**GIVEN INSTRUCTION:**
With the pictures left out, copy the listing below exactly.

## Start

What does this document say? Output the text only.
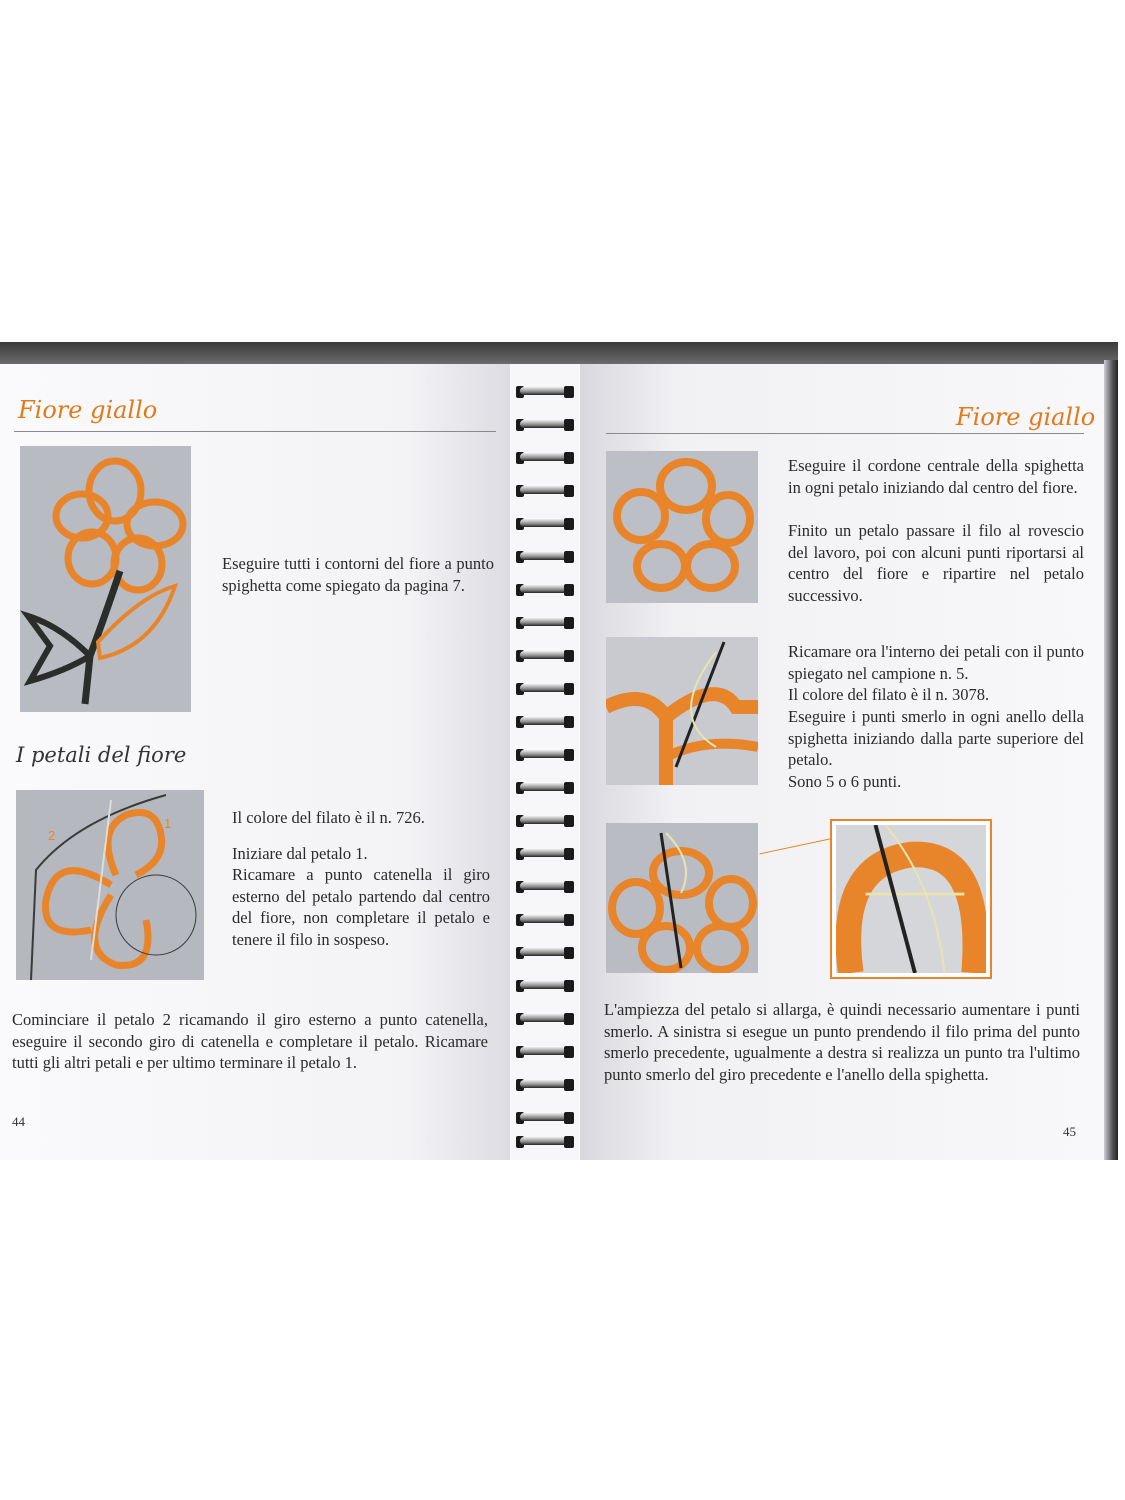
Fiore giallo

Eseguire tutti i contorni del fiore a punto spighetta come spiegato da pagina 7.

I petali del fiore
2
1	Il colore del filato è il n. 726.

Iniziare dal petalo 1.

Ricamare a punto catenella il giro esterno del petalo partendo dal centro del fiore, non completare il petalo e tenere il filo in sospeso.

Cominciare il petalo 2 ricamando il giro esterno a punto catenella, eseguire il secondo giro di catenella e completare il petalo. Ricamare tutti gli altri petali e per ultimo terminare il petalo 1.

44
Fiore giallo

Eseguire il cordone centrale della spighetta in ogni petalo iniziando dal centro del fiore.

Finito un petalo passare il filo al rovescio del lavoro, poi con alcuni punti riportarsi al centro del fiore e ripartire nel petalo successivo.

Ricamare ora l'interno dei petali con il punto spiegato nel campione n. 5.

Il colore del filato è il n. 3078.

Eseguire i punti smerlo in ogni anello della spighetta iniziando dalla parte superiore del petalo.

Sono 5 o 6 punti.

L'ampiezza del petalo si allarga, è quindi necessario aumentare i punti smerlo. A sinistra si esegue un punto prendendo il filo prima del punto smerlo precedente, ugualmente a destra si realizza un punto tra l'ultimo punto smerlo del giro precedente e l'anello della spighetta.

45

## End

**FINISHED ANSWER:**
What does this document say? Output the text only.
Fiore giallo

Eseguire tutti i contorni del fiore a punto spighetta come spiegato da pagina 7.

I petali del fiore
2
1	Il colore del filato è il n. 726.

Iniziare dal petalo 1.

Ricamare a punto catenella il giro esterno del petalo partendo dal centro del fiore, non completare il petalo e tenere il filo in sospeso.

Cominciare il petalo 2 ricamando il giro esterno a punto catenella, eseguire il secondo giro di catenella e completare il petalo. Ricamare tutti gli altri petali e per ultimo terminare il petalo 1.

44
Fiore giallo

Eseguire il cordone centrale della spighetta in ogni petalo iniziando dal centro del fiore.

Finito un petalo passare il filo al rovescio del lavoro, poi con alcuni punti riportarsi al centro del fiore e ripartire nel petalo successivo.

Ricamare ora l'interno dei petali con il punto spiegato nel campione n. 5.

Il colore del filato è il n. 3078.

Eseguire i punti smerlo in ogni anello della spighetta iniziando dalla parte superiore del petalo.

Sono 5 o 6 punti.

L'ampiezza del petalo si allarga, è quindi necessario aumentare i punti smerlo. A sinistra si esegue un punto prendendo il filo prima del punto smerlo precedente, ugualmente a destra si realizza un punto tra l'ultimo punto smerlo del giro precedente e l'anello della spighetta.

45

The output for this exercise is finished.